◆ Set task:
Copy every line, leaving nothing out and adding nothing.

Data listing:
* START *

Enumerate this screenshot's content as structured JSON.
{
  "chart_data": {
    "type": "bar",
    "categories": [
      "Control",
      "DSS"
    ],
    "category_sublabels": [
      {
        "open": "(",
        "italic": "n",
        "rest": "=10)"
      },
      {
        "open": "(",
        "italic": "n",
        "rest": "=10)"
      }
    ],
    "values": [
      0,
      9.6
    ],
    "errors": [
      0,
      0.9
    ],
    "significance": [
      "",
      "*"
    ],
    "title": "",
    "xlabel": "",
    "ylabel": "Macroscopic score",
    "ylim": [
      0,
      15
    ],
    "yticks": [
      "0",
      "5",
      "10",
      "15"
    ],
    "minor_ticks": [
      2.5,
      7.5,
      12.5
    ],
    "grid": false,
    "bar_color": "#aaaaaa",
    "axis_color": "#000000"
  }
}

* END *

◆ In response:
Enumerate this screenshot's content as structured JSON.
{
  "chart_data": {
    "type": "bar",
    "categories": [
      "Control",
      "DSS"
    ],
    "category_sublabels": [
      {
        "open": "(",
        "italic": "n",
        "rest": "=10)"
      },
      {
        "open": "(",
        "italic": "n",
        "rest": "=10)"
      }
    ],
    "values": [
      0,
      9.6
    ],
    "errors": [
      0,
      0.9
    ],
    "significance": [
      "",
      "*"
    ],
    "title": "",
    "xlabel": "",
    "ylabel": "Macroscopic score",
    "ylim": [
      0,
      15
    ],
    "yticks": [
      "0",
      "5",
      "10",
      "15"
    ],
    "minor_ticks": [
      2.5,
      7.5,
      12.5
    ],
    "grid": false,
    "bar_color": "#aaaaaa",
    "axis_color": "#000000"
  }
}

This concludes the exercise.